Look through the listing below and say how many lines contain the word "allein". Nothing else belongs in the reply.

-- -- --

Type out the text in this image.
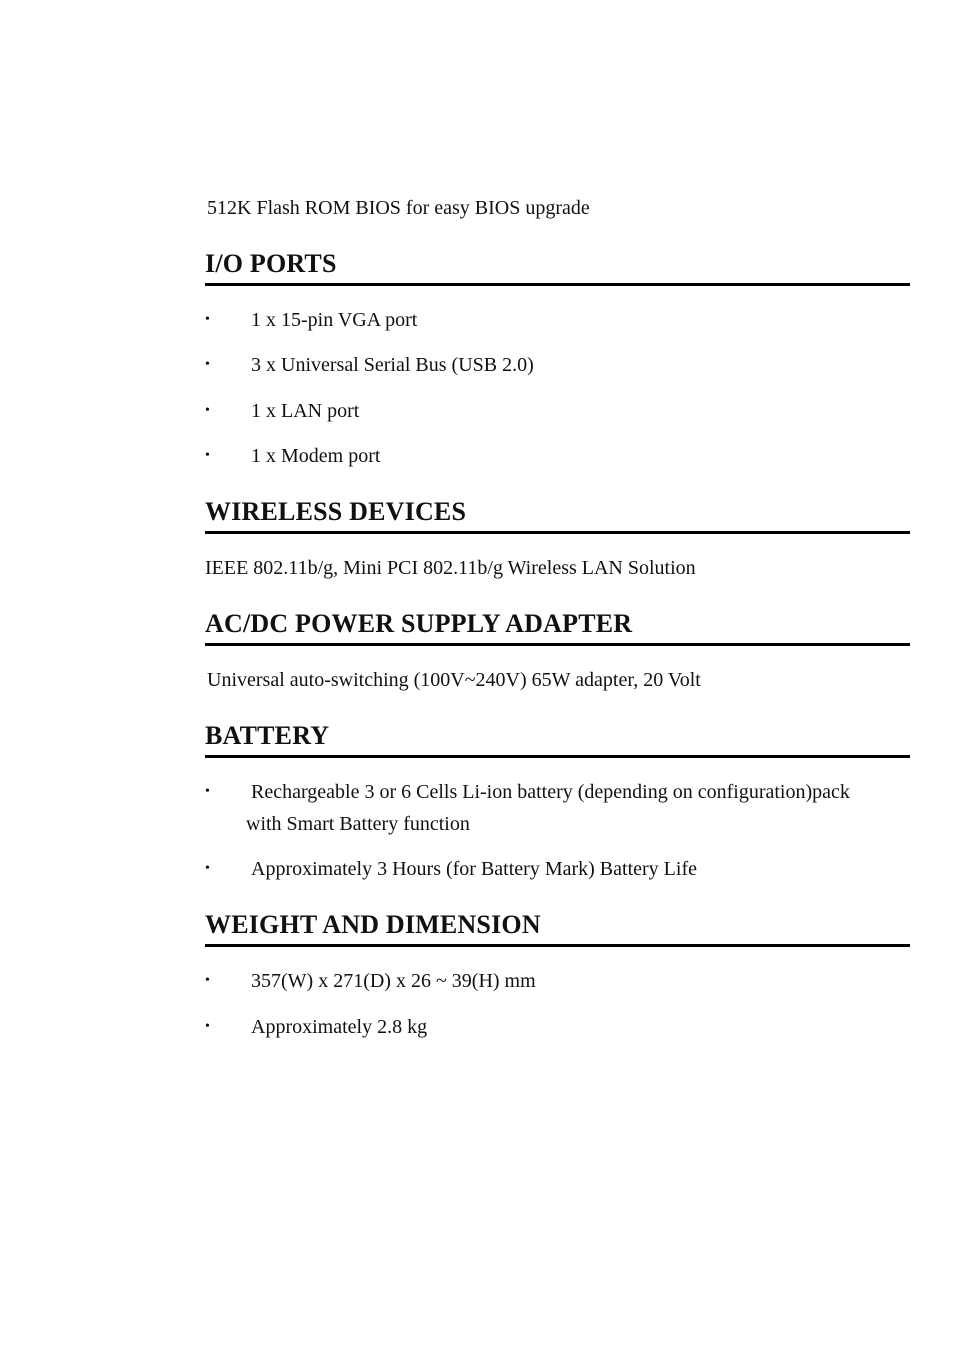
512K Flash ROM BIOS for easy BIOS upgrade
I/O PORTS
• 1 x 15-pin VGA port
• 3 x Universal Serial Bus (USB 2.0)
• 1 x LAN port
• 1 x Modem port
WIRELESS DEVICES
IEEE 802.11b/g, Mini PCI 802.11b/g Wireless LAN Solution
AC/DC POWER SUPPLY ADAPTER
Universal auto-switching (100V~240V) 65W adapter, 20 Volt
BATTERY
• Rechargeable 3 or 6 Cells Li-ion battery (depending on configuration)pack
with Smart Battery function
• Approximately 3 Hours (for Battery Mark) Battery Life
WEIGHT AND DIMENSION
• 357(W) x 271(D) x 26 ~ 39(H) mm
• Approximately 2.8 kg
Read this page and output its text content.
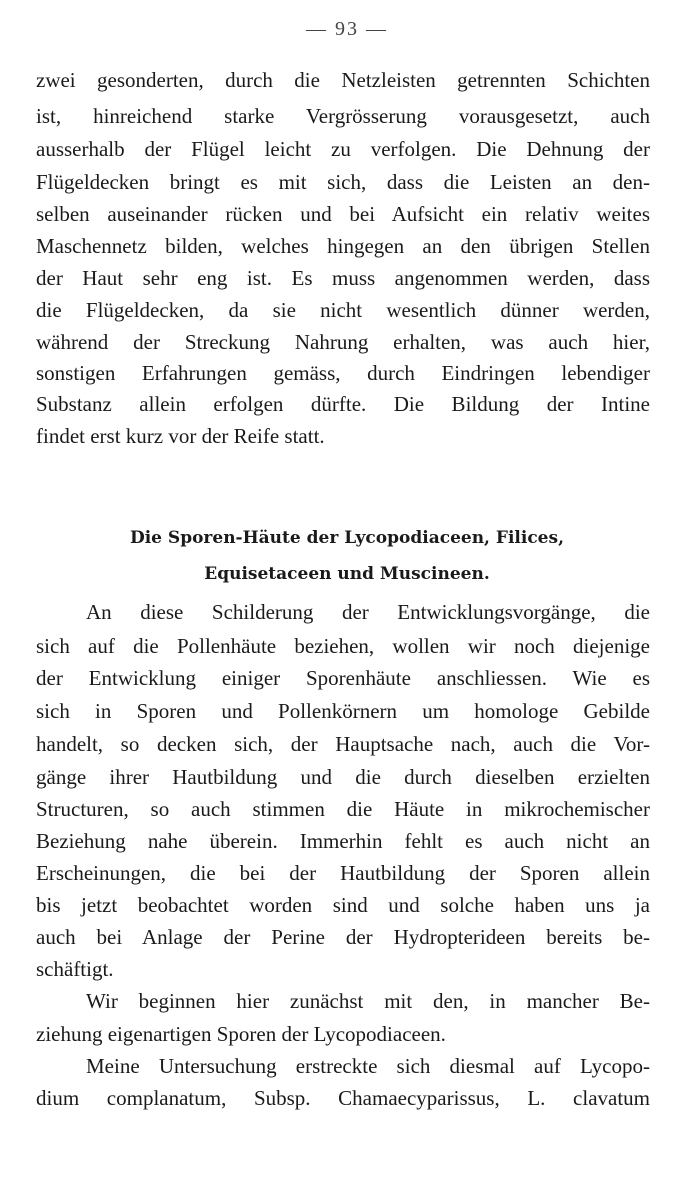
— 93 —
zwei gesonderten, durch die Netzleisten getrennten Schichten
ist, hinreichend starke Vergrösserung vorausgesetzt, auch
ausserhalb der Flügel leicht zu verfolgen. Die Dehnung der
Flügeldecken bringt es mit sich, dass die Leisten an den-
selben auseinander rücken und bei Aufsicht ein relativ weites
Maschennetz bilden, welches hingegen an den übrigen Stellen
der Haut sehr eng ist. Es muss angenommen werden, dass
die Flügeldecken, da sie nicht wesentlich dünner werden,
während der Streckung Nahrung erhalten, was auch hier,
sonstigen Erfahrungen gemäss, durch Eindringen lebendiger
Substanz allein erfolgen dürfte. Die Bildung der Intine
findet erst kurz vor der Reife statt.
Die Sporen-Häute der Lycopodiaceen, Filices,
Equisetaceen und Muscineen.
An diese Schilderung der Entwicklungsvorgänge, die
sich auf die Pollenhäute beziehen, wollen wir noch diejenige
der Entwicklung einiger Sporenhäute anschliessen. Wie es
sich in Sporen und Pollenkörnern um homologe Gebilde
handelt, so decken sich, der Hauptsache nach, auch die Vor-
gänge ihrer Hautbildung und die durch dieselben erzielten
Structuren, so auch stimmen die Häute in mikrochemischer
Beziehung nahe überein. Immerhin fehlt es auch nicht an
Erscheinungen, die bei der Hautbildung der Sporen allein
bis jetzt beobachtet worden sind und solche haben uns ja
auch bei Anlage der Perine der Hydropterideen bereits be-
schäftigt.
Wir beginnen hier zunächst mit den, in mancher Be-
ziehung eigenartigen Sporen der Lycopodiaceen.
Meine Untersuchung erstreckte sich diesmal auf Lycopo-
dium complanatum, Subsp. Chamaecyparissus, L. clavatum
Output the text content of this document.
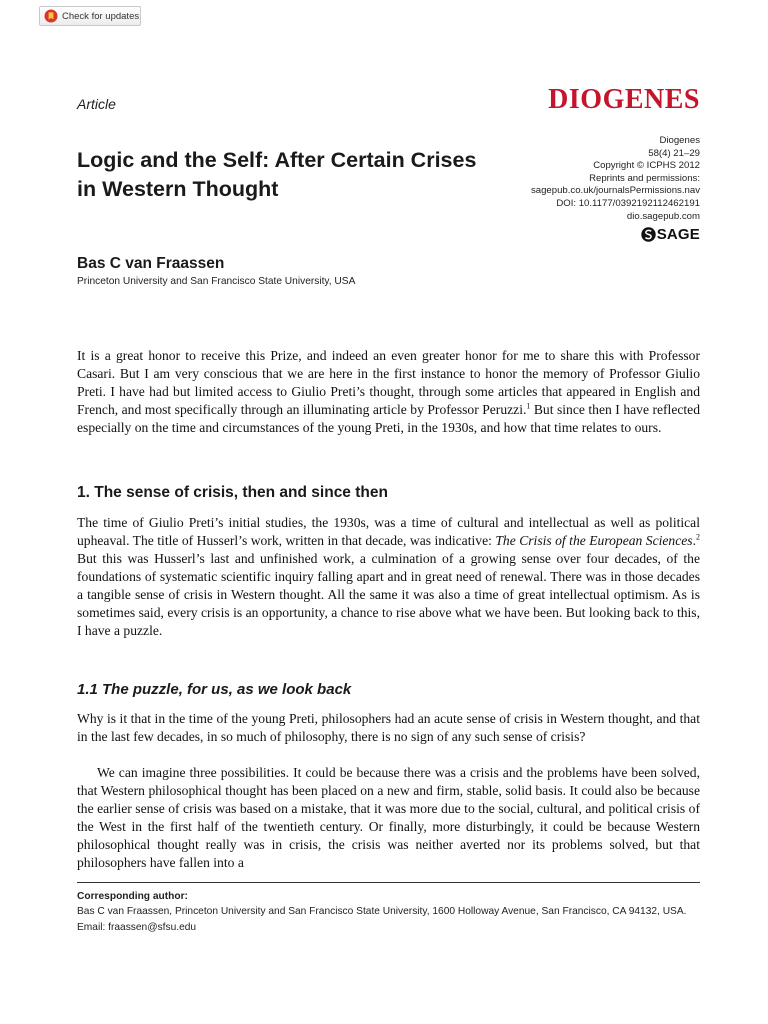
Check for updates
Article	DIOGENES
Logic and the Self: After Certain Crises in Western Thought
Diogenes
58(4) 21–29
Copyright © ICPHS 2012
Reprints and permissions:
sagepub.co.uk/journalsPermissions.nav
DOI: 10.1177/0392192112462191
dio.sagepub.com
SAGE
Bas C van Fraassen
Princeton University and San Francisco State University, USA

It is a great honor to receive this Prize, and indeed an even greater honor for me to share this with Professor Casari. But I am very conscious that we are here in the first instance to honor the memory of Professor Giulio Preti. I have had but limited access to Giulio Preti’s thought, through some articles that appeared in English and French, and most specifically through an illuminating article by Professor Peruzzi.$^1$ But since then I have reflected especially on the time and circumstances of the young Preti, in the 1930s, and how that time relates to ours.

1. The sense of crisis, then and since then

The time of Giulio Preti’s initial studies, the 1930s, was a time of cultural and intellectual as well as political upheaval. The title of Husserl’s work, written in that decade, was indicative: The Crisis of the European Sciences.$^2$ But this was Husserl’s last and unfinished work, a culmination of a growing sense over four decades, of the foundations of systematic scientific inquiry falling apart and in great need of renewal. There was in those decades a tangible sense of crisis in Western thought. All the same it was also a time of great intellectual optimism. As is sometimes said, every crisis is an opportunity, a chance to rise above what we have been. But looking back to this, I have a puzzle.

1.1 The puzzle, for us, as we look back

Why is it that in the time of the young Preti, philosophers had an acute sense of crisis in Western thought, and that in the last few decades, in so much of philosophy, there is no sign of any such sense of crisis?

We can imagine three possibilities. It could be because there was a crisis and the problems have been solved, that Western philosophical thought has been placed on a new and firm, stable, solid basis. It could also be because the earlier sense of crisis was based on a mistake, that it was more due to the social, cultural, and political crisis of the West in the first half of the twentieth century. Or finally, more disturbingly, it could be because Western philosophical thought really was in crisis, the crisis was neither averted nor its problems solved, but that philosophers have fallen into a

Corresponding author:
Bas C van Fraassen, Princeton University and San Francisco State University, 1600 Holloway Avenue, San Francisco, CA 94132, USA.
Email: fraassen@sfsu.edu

-- -- --

> EXERCISE ANSWER
2